# [Records from a data source]
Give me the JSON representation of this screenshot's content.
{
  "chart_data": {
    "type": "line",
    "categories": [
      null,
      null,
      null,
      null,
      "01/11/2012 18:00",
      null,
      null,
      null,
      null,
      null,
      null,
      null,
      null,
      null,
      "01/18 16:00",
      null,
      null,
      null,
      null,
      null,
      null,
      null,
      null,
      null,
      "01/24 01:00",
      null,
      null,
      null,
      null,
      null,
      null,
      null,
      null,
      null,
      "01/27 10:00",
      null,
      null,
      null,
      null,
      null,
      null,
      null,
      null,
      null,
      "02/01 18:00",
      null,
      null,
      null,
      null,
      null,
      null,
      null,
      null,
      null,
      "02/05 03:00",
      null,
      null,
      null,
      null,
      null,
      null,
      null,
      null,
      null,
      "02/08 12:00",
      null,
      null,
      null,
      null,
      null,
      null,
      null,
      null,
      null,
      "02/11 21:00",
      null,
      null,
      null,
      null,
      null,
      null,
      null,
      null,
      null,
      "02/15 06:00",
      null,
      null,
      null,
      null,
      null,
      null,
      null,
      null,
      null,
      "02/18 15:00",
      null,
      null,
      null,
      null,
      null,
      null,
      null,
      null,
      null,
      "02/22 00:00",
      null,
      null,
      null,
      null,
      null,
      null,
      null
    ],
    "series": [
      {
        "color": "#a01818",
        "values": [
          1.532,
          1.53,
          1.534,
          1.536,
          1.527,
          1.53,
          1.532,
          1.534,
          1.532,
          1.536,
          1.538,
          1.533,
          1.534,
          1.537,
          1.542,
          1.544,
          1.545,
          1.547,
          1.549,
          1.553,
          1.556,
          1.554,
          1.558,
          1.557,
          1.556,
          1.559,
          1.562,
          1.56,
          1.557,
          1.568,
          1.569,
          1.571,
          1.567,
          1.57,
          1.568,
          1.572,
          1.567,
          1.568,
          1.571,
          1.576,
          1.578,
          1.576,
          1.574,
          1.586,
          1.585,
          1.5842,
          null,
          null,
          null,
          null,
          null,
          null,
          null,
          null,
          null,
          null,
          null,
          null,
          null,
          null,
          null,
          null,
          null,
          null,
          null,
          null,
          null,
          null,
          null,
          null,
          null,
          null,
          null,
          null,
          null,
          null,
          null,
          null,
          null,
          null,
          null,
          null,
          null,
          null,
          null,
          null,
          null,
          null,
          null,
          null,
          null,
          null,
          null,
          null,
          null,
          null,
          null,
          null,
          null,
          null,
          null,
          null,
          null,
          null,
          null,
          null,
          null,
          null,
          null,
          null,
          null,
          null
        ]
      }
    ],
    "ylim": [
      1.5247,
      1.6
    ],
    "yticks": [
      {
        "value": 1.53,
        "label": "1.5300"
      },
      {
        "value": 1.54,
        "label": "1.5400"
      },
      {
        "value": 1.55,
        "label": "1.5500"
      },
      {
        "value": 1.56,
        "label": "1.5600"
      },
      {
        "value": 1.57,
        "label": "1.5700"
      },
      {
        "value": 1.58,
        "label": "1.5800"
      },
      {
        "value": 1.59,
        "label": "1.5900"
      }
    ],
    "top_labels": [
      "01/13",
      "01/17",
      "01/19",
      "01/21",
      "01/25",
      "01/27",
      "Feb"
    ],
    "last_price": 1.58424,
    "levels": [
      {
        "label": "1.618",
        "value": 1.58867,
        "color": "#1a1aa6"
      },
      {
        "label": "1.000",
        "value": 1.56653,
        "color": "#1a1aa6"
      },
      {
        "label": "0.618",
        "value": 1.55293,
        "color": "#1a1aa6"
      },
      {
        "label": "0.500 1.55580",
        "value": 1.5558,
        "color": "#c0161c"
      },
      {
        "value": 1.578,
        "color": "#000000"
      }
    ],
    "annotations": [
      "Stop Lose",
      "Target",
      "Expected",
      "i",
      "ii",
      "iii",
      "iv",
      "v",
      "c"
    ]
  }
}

# [WRITTEN REQUEST]
Print the records once more, exactly as they were given.

# [EXERCISE RESULT]
Give me the JSON representation of this screenshot's content.
{
  "chart_data": {
    "type": "line",
    "categories": [
      null,
      null,
      null,
      null,
      "01/11/2012 18:00",
      null,
      null,
      null,
      null,
      null,
      null,
      null,
      null,
      null,
      "01/18 16:00",
      null,
      null,
      null,
      null,
      null,
      null,
      null,
      null,
      null,
      "01/24 01:00",
      null,
      null,
      null,
      null,
      null,
      null,
      null,
      null,
      null,
      "01/27 10:00",
      null,
      null,
      null,
      null,
      null,
      null,
      null,
      null,
      null,
      "02/01 18:00",
      null,
      null,
      null,
      null,
      null,
      null,
      null,
      null,
      null,
      "02/05 03:00",
      null,
      null,
      null,
      null,
      null,
      null,
      null,
      null,
      null,
      "02/08 12:00",
      null,
      null,
      null,
      null,
      null,
      null,
      null,
      null,
      null,
      "02/11 21:00",
      null,
      null,
      null,
      null,
      null,
      null,
      null,
      null,
      null,
      "02/15 06:00",
      null,
      null,
      null,
      null,
      null,
      null,
      null,
      null,
      null,
      "02/18 15:00",
      null,
      null,
      null,
      null,
      null,
      null,
      null,
      null,
      null,
      "02/22 00:00",
      null,
      null,
      null,
      null,
      null,
      null,
      null
    ],
    "series": [
      {
        "color": "#a01818",
        "values": [
          1.532,
          1.53,
          1.534,
          1.536,
          1.527,
          1.53,
          1.532,
          1.534,
          1.532,
          1.536,
          1.538,
          1.533,
          1.534,
          1.537,
          1.542,
          1.544,
          1.545,
          1.547,
          1.549,
          1.553,
          1.556,
          1.554,
          1.558,
          1.557,
          1.556,
          1.559,
          1.562,
          1.56,
          1.557,
          1.568,
          1.569,
          1.571,
          1.567,
          1.57,
          1.568,
          1.572,
          1.567,
          1.568,
          1.571,
          1.576,
          1.578,
          1.576,
          1.574,
          1.586,
          1.585,
          1.5842,
          null,
          null,
          null,
          null,
          null,
          null,
          null,
          null,
          null,
          null,
          null,
          null,
          null,
          null,
          null,
          null,
          null,
          null,
          null,
          null,
          null,
          null,
          null,
          null,
          null,
          null,
          null,
          null,
          null,
          null,
          null,
          null,
          null,
          null,
          null,
          null,
          null,
          null,
          null,
          null,
          null,
          null,
          null,
          null,
          null,
          null,
          null,
          null,
          null,
          null,
          null,
          null,
          null,
          null,
          null,
          null,
          null,
          null,
          null,
          null,
          null,
          null,
          null,
          null,
          null,
          null
        ]
      }
    ],
    "ylim": [
      1.5247,
      1.6
    ],
    "yticks": [
      {
        "value": 1.53,
        "label": "1.5300"
      },
      {
        "value": 1.54,
        "label": "1.5400"
      },
      {
        "value": 1.55,
        "label": "1.5500"
      },
      {
        "value": 1.56,
        "label": "1.5600"
      },
      {
        "value": 1.57,
        "label": "1.5700"
      },
      {
        "value": 1.58,
        "label": "1.5800"
      },
      {
        "value": 1.59,
        "label": "1.5900"
      }
    ],
    "top_labels": [
      "01/13",
      "01/17",
      "01/19",
      "01/21",
      "01/25",
      "01/27",
      "Feb"
    ],
    "last_price": 1.58424,
    "levels": [
      {
        "label": "1.618",
        "value": 1.58867,
        "color": "#1a1aa6"
      },
      {
        "label": "1.000",
        "value": 1.56653,
        "color": "#1a1aa6"
      },
      {
        "label": "0.618",
        "value": 1.55293,
        "color": "#1a1aa6"
      },
      {
        "label": "0.500 1.55580",
        "value": 1.5558,
        "color": "#c0161c"
      },
      {
        "value": 1.578,
        "color": "#000000"
      }
    ],
    "annotations": [
      "Stop Lose",
      "Target",
      "Expected",
      "i",
      "ii",
      "iii",
      "iv",
      "v",
      "c"
    ]
  }
}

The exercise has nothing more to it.